[Stored data entries]
################

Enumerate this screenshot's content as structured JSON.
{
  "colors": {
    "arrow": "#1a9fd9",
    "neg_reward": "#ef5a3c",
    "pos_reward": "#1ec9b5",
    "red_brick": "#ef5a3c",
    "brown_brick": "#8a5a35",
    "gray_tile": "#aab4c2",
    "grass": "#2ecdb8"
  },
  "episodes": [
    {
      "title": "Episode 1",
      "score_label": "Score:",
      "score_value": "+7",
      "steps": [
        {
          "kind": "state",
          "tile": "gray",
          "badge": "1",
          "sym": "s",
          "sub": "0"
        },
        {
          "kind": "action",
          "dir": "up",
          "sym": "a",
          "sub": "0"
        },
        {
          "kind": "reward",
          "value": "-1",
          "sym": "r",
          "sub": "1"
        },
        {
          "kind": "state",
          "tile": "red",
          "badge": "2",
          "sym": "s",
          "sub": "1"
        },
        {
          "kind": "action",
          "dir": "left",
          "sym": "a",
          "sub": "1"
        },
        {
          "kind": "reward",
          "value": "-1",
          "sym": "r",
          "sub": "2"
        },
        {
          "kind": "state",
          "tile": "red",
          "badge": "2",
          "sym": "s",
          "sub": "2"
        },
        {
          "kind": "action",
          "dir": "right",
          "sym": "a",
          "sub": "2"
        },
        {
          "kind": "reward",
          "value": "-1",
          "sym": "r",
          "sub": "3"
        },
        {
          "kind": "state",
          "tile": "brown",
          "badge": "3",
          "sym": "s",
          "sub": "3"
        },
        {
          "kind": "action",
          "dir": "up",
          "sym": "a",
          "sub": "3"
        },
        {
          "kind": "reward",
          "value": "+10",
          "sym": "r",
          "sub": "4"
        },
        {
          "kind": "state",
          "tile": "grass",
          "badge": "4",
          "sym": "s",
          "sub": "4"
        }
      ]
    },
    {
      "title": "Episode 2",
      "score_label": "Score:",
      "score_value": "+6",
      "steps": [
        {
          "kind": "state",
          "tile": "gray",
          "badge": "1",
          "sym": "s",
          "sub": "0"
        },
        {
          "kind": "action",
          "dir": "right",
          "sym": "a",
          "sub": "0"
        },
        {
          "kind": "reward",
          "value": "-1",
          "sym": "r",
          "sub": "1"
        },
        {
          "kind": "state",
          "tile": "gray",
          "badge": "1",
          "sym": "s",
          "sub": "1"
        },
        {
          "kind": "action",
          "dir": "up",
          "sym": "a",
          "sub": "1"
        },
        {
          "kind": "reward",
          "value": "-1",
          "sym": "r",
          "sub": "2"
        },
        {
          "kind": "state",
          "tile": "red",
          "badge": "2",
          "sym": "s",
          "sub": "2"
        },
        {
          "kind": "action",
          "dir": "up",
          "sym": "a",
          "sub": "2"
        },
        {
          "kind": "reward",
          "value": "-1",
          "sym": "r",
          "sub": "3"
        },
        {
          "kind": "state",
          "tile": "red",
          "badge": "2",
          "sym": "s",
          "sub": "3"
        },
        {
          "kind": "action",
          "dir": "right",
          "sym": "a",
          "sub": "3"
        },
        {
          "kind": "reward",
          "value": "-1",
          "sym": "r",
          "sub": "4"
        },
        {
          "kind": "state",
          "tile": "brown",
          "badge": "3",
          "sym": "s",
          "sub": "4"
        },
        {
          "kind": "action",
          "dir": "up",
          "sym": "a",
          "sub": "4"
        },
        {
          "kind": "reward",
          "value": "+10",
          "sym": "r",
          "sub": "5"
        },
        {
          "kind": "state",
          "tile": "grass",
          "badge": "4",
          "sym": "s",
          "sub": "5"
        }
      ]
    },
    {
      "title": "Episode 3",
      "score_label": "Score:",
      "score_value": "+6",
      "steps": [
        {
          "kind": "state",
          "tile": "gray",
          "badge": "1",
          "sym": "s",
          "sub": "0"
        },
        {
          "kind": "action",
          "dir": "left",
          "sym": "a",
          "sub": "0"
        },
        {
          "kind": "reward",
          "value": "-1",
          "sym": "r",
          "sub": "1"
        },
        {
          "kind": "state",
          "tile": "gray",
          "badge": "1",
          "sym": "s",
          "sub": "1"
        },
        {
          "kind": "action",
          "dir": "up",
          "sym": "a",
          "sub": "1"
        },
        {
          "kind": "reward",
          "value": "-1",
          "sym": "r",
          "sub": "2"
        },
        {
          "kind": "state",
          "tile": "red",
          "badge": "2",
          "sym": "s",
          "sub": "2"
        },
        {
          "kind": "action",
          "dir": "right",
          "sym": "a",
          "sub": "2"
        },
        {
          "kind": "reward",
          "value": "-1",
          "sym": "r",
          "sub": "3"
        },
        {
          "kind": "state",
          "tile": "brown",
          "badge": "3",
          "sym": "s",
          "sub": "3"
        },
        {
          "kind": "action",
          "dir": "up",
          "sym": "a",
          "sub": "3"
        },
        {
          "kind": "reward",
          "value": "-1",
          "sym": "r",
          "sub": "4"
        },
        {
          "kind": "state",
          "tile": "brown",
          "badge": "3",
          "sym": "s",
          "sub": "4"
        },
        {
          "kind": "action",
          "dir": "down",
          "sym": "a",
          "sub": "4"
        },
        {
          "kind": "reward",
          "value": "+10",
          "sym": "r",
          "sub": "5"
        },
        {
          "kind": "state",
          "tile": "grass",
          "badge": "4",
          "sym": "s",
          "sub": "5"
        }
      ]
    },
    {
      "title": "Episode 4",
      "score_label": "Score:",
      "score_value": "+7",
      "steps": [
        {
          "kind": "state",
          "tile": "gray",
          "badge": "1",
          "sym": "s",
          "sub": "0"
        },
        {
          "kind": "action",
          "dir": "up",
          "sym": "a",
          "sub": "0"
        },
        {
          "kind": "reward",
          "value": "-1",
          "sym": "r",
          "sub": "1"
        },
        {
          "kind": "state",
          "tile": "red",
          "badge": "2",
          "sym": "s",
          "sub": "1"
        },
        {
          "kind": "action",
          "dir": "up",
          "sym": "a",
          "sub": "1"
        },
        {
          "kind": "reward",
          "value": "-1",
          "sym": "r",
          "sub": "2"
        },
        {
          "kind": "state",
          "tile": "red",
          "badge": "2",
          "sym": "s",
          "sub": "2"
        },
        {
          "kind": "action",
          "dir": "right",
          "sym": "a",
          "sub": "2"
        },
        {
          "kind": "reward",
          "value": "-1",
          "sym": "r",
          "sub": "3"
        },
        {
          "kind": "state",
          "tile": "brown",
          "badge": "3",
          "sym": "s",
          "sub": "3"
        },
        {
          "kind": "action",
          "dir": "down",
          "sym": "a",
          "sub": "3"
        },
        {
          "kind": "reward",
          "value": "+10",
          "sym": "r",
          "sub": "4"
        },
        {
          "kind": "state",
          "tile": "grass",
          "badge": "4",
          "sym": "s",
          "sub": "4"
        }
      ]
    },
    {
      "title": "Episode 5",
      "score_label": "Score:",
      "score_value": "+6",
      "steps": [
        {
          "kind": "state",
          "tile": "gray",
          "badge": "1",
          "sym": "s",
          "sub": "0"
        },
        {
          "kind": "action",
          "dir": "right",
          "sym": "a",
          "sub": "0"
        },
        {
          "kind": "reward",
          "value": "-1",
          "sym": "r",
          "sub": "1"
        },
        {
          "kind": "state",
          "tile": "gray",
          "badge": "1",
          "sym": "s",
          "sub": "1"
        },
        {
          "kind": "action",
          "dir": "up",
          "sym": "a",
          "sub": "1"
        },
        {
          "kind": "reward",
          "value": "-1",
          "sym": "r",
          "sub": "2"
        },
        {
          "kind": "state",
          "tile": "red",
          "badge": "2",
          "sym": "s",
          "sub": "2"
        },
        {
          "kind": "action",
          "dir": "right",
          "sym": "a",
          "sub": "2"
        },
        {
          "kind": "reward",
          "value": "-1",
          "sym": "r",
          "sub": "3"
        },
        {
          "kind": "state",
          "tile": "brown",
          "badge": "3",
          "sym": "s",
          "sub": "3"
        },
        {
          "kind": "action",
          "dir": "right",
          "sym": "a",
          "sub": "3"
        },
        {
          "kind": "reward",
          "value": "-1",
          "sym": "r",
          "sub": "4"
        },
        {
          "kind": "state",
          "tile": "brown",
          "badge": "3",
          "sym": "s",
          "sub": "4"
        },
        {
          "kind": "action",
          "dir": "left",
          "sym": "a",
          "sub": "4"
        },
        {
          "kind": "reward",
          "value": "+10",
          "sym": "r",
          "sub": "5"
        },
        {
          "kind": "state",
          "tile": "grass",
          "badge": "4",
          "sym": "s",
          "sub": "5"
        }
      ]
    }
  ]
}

################

OBJECTIVE ▸
Report how many lines above hold the string "title", giving nothing but the number.

SOLUTION ▸
5